▸ DATA FOR THE TASK:
Begin

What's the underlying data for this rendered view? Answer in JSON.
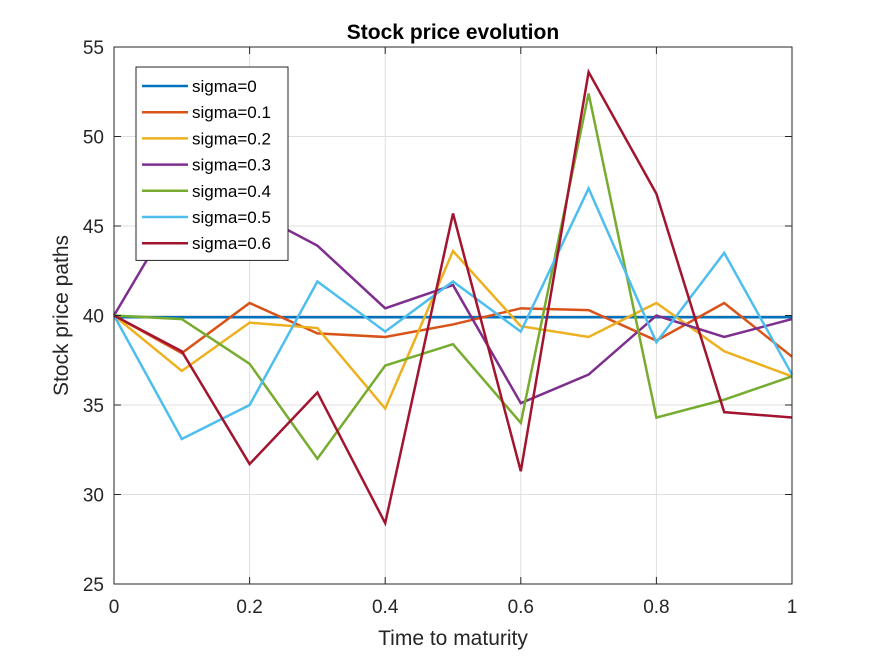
{
  "chart_data": {
    "type": "line",
    "title": "Stock price evolution",
    "xlabel": "Time to maturity",
    "ylabel": "Stock price paths",
    "xlim": [
      0,
      1
    ],
    "ylim": [
      25,
      55
    ],
    "xticks": [
      "0",
      "0.2",
      "0.4",
      "0.6",
      "0.8",
      "1"
    ],
    "xtick_values": [
      0,
      0.2,
      0.4,
      0.6,
      0.8,
      1
    ],
    "yticks": [
      "25",
      "30",
      "35",
      "40",
      "45",
      "50",
      "55"
    ],
    "ytick_values": [
      25,
      30,
      35,
      40,
      45,
      50,
      55
    ],
    "grid": true,
    "legend_position": "top-left",
    "x": [
      0,
      0.1,
      0.2,
      0.3,
      0.4,
      0.5,
      0.6,
      0.7,
      0.8,
      0.9,
      1.0
    ],
    "series": [
      {
        "name": "sigma=0",
        "color": "#0072BD",
        "values": [
          39.9,
          39.9,
          39.9,
          39.9,
          39.9,
          39.9,
          39.9,
          39.9,
          39.9,
          39.9,
          39.9
        ]
      },
      {
        "name": "sigma=0.1",
        "color": "#D95319",
        "values": [
          40.0,
          37.9,
          40.7,
          39.0,
          38.8,
          39.5,
          40.4,
          40.3,
          38.6,
          40.7,
          37.7
        ]
      },
      {
        "name": "sigma=0.2",
        "color": "#EDB120",
        "values": [
          40.0,
          36.9,
          39.6,
          39.3,
          34.8,
          43.6,
          39.4,
          38.8,
          40.7,
          38.0,
          36.6
        ]
      },
      {
        "name": "sigma=0.3",
        "color": "#7E2F8E",
        "values": [
          40.0,
          46.4,
          45.9,
          43.9,
          40.4,
          41.7,
          35.1,
          36.7,
          40.0,
          38.8,
          39.8
        ]
      },
      {
        "name": "sigma=0.4",
        "color": "#77AC30",
        "values": [
          40.0,
          39.8,
          37.3,
          32.0,
          37.2,
          38.4,
          34.0,
          52.4,
          34.3,
          35.3,
          36.6
        ]
      },
      {
        "name": "sigma=0.5",
        "color": "#4DBEEE",
        "values": [
          40.0,
          33.1,
          35.0,
          41.9,
          39.1,
          41.9,
          39.1,
          47.1,
          38.5,
          43.5,
          36.7
        ]
      },
      {
        "name": "sigma=0.6",
        "color": "#A2142F",
        "values": [
          40.0,
          38.0,
          31.7,
          35.7,
          28.4,
          45.7,
          31.3,
          53.6,
          46.8,
          34.6,
          34.3
        ]
      }
    ]
  }
}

End

▸ THE PROBLEM: Repeat each entry exactly as given; no pictures belong in the copy.

▸ FULL SOLUTION:
What's the underlying data for this rendered view? Answer in JSON.
{
  "chart_data": {
    "type": "line",
    "title": "Stock price evolution",
    "xlabel": "Time to maturity",
    "ylabel": "Stock price paths",
    "xlim": [
      0,
      1
    ],
    "ylim": [
      25,
      55
    ],
    "xticks": [
      "0",
      "0.2",
      "0.4",
      "0.6",
      "0.8",
      "1"
    ],
    "xtick_values": [
      0,
      0.2,
      0.4,
      0.6,
      0.8,
      1
    ],
    "yticks": [
      "25",
      "30",
      "35",
      "40",
      "45",
      "50",
      "55"
    ],
    "ytick_values": [
      25,
      30,
      35,
      40,
      45,
      50,
      55
    ],
    "grid": true,
    "legend_position": "top-left",
    "x": [
      0,
      0.1,
      0.2,
      0.3,
      0.4,
      0.5,
      0.6,
      0.7,
      0.8,
      0.9,
      1.0
    ],
    "series": [
      {
        "name": "sigma=0",
        "color": "#0072BD",
        "values": [
          39.9,
          39.9,
          39.9,
          39.9,
          39.9,
          39.9,
          39.9,
          39.9,
          39.9,
          39.9,
          39.9
        ]
      },
      {
        "name": "sigma=0.1",
        "color": "#D95319",
        "values": [
          40.0,
          37.9,
          40.7,
          39.0,
          38.8,
          39.5,
          40.4,
          40.3,
          38.6,
          40.7,
          37.7
        ]
      },
      {
        "name": "sigma=0.2",
        "color": "#EDB120",
        "values": [
          40.0,
          36.9,
          39.6,
          39.3,
          34.8,
          43.6,
          39.4,
          38.8,
          40.7,
          38.0,
          36.6
        ]
      },
      {
        "name": "sigma=0.3",
        "color": "#7E2F8E",
        "values": [
          40.0,
          46.4,
          45.9,
          43.9,
          40.4,
          41.7,
          35.1,
          36.7,
          40.0,
          38.8,
          39.8
        ]
      },
      {
        "name": "sigma=0.4",
        "color": "#77AC30",
        "values": [
          40.0,
          39.8,
          37.3,
          32.0,
          37.2,
          38.4,
          34.0,
          52.4,
          34.3,
          35.3,
          36.6
        ]
      },
      {
        "name": "sigma=0.5",
        "color": "#4DBEEE",
        "values": [
          40.0,
          33.1,
          35.0,
          41.9,
          39.1,
          41.9,
          39.1,
          47.1,
          38.5,
          43.5,
          36.7
        ]
      },
      {
        "name": "sigma=0.6",
        "color": "#A2142F",
        "values": [
          40.0,
          38.0,
          31.7,
          35.7,
          28.4,
          45.7,
          31.3,
          53.6,
          46.8,
          34.6,
          34.3
        ]
      }
    ]
  }
}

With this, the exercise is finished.